▸ Directive: Check each line of the listing for the string "Total", then state how many lines have it. Only the number is wanted.

◇ ◇ ◇

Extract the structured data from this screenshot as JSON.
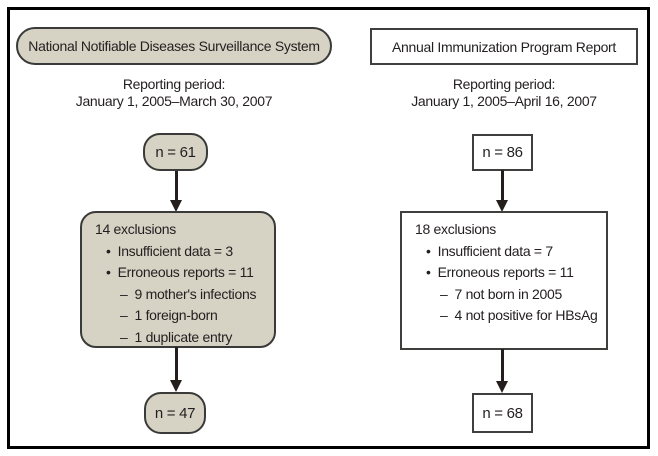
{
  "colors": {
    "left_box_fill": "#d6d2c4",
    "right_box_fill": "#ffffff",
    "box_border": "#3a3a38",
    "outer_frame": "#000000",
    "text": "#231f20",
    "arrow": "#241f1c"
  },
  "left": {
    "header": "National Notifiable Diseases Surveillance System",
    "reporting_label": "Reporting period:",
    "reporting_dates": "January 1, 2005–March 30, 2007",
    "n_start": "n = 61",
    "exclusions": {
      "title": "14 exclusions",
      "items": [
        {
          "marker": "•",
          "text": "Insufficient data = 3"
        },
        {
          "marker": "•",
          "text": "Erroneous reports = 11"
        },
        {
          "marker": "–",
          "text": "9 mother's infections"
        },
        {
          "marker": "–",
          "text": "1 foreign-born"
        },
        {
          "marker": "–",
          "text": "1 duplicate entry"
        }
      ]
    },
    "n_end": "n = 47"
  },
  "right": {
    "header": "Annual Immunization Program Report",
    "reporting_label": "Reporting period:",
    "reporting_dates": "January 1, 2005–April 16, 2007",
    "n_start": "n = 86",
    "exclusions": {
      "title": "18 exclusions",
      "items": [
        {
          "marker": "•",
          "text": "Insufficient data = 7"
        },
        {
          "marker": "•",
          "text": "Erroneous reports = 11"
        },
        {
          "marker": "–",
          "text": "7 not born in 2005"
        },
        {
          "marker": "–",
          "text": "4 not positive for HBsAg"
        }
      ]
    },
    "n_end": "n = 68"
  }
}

◇ ◇ ◇

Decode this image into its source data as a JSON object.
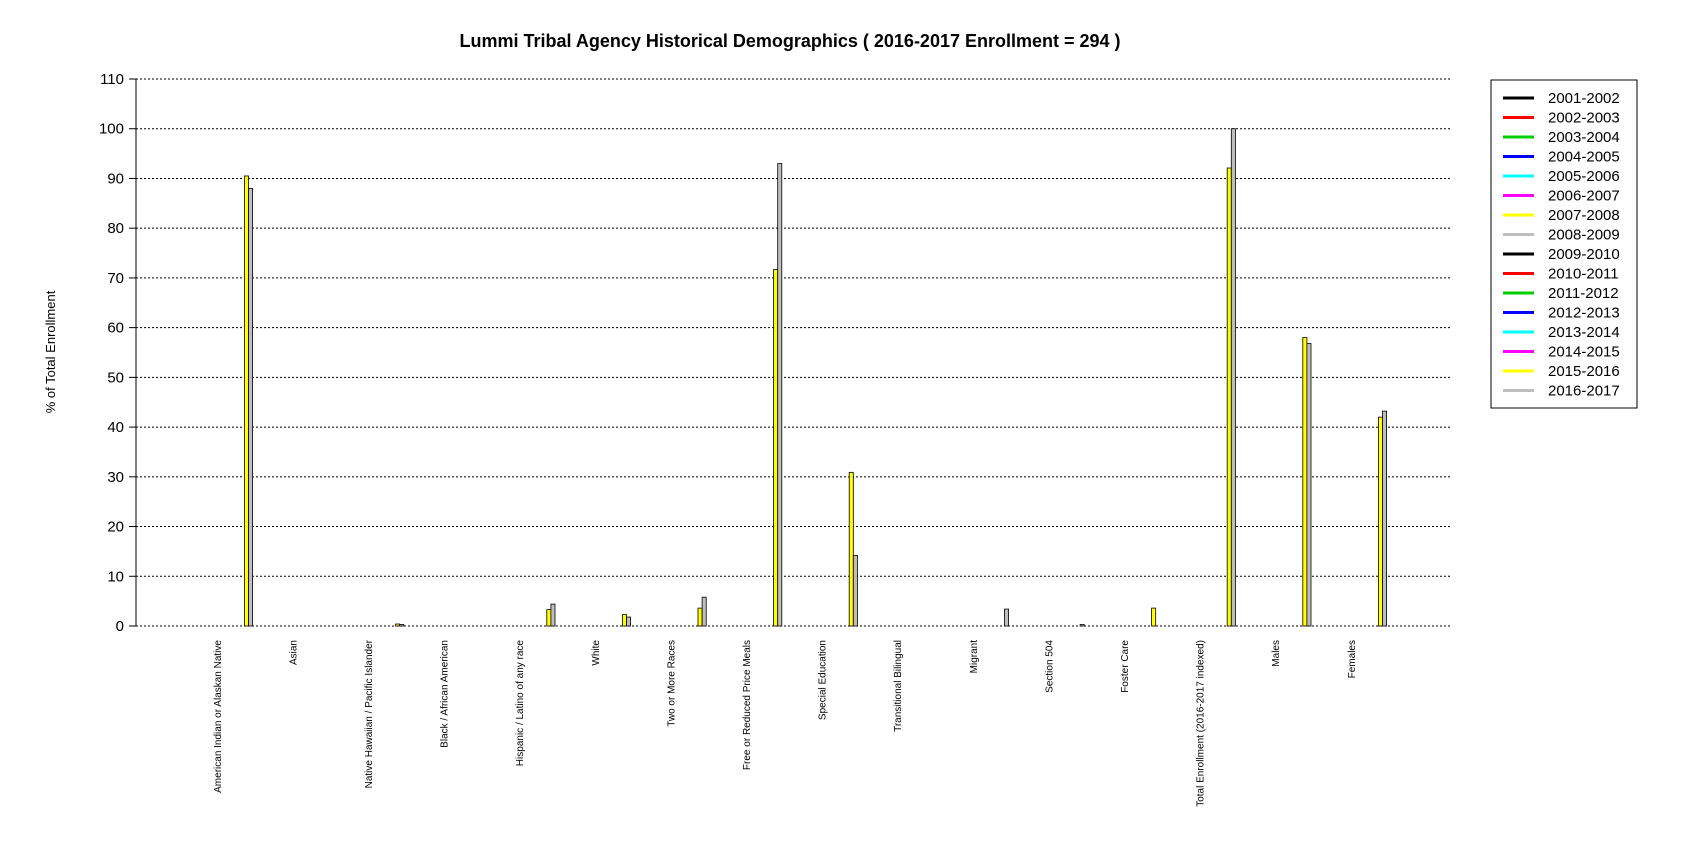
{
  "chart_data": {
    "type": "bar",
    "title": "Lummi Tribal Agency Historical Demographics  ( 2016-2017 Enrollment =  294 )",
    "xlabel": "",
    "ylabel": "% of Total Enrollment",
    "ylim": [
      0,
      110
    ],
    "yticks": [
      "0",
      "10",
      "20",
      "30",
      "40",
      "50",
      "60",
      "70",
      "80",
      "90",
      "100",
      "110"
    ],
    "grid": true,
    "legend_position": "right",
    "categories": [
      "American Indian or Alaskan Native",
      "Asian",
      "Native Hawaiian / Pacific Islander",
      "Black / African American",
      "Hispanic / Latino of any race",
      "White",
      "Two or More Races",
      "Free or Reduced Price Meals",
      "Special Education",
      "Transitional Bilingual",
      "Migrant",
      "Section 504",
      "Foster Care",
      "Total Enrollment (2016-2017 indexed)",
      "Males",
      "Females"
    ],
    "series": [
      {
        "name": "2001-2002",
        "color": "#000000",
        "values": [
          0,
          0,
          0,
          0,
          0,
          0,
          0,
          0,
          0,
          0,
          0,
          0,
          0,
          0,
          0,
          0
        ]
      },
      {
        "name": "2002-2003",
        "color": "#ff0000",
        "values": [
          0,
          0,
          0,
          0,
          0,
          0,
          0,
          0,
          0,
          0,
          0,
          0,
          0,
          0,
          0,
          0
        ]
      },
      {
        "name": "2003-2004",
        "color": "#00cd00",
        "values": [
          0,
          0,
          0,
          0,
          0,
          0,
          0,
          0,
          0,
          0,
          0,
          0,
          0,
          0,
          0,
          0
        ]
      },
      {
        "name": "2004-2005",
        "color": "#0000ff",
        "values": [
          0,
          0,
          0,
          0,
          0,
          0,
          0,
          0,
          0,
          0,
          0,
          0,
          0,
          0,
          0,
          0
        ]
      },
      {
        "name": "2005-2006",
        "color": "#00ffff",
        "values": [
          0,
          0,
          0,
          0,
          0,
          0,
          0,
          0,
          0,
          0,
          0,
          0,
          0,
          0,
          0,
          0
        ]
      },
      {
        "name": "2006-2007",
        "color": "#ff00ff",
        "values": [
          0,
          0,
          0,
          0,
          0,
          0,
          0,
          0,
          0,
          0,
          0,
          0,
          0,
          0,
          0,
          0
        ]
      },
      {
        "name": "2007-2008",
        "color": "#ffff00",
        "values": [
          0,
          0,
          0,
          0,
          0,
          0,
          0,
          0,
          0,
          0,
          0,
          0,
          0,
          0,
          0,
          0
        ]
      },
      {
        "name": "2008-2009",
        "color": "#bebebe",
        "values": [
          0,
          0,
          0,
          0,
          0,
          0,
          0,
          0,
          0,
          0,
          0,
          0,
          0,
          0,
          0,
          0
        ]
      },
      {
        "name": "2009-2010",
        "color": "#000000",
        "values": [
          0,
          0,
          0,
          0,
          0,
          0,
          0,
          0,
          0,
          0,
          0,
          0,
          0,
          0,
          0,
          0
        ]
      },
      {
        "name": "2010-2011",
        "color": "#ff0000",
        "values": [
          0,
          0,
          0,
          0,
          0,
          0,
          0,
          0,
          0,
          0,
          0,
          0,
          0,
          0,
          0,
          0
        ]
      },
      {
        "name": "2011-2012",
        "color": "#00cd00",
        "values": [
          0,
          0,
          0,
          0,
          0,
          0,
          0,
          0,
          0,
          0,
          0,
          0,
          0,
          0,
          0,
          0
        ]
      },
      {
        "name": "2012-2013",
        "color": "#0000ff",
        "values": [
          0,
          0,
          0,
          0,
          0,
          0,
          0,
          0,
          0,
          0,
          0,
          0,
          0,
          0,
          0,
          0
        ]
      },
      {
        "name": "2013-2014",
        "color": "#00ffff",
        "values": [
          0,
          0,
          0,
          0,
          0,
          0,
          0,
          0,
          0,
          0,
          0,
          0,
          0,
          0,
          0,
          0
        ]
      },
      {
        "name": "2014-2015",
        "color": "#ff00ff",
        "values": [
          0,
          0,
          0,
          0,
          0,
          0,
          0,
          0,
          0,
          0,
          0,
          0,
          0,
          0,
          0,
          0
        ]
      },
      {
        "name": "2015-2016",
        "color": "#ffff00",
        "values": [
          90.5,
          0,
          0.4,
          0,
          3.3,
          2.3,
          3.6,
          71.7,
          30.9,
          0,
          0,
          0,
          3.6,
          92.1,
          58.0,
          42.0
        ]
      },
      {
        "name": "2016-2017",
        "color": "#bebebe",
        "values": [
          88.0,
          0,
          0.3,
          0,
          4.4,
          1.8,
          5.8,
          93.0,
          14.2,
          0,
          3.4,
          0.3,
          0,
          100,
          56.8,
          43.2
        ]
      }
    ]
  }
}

◇ ◇ ◇

▸ Final result: 2